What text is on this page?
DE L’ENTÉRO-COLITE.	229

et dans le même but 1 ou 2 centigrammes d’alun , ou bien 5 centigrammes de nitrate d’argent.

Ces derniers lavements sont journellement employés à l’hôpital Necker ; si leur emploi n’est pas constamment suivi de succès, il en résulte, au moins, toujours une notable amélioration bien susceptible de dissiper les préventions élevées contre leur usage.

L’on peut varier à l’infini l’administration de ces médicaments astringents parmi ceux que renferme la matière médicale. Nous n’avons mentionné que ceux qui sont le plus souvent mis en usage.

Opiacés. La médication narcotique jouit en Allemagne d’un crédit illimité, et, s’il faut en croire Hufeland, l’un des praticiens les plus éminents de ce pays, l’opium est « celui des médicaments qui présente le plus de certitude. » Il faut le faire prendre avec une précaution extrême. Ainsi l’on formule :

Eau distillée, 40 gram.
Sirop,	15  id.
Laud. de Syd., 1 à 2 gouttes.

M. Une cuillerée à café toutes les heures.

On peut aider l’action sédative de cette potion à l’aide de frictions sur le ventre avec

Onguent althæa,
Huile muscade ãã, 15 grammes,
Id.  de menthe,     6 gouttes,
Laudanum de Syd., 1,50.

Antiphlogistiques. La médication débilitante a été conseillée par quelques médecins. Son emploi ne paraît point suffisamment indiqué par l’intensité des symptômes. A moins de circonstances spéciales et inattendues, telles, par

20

-=-=-

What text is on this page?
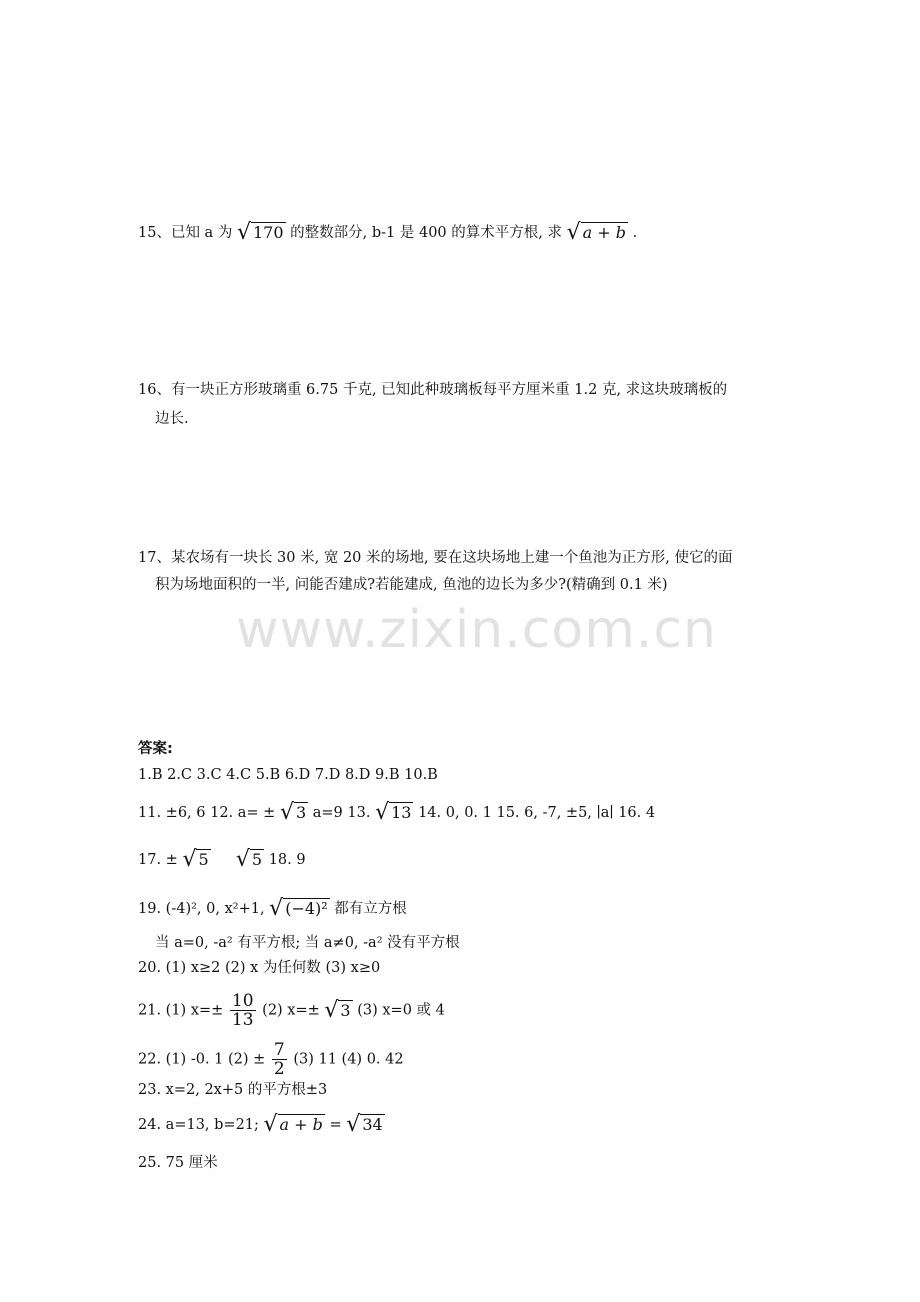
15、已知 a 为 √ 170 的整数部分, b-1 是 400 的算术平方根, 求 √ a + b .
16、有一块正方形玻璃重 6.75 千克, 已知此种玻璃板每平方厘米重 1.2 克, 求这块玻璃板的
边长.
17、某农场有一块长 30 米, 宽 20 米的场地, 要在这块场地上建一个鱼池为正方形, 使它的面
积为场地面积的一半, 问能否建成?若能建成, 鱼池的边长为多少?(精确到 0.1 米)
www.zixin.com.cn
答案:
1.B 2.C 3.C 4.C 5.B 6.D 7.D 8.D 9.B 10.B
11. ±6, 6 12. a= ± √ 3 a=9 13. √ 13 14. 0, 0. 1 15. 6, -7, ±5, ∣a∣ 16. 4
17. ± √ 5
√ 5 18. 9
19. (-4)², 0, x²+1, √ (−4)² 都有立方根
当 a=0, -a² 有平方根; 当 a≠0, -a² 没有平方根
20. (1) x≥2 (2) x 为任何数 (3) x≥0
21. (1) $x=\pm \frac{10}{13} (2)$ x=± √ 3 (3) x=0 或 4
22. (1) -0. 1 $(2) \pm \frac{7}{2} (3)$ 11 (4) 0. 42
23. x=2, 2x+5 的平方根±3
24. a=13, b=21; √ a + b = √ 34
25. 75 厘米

-=-=-

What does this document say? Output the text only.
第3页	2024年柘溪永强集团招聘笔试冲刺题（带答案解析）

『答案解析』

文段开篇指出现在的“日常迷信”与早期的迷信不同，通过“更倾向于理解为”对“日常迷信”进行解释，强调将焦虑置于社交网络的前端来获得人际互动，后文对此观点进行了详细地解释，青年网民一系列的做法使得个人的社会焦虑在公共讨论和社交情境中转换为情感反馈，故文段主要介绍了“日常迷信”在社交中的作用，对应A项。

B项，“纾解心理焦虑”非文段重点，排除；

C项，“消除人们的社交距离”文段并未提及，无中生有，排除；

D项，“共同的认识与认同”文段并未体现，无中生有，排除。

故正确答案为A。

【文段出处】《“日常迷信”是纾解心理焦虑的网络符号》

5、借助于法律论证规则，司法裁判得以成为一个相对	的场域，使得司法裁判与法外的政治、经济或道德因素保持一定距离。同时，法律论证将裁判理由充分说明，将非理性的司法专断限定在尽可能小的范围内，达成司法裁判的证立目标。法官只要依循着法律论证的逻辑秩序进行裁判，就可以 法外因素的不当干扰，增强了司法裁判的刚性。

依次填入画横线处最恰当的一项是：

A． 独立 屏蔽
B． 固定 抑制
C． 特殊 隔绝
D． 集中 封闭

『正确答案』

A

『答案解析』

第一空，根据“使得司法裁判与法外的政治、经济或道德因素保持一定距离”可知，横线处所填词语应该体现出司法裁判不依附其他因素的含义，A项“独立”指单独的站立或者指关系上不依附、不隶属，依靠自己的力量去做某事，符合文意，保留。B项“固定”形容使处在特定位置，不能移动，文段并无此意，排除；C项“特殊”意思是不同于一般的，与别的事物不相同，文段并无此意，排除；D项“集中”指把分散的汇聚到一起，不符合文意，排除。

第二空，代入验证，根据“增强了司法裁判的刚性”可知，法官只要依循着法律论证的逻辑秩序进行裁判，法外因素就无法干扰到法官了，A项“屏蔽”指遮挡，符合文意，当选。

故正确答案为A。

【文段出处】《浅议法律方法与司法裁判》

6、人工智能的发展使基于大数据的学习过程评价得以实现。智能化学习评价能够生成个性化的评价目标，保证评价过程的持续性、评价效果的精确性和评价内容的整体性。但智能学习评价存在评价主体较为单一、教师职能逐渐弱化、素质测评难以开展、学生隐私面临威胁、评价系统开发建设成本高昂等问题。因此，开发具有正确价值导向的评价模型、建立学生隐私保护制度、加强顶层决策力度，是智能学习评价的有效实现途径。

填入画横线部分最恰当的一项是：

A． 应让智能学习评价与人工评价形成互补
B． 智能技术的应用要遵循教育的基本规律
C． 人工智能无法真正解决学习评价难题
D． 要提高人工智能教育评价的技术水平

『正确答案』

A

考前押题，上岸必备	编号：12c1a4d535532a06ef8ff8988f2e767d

-=-=-

> **DIRECTIVE**:
How many lines of these entries contain "bien"? Answer with the number and nothing else.

> **SOLUTION FOR THIS TASK**:
2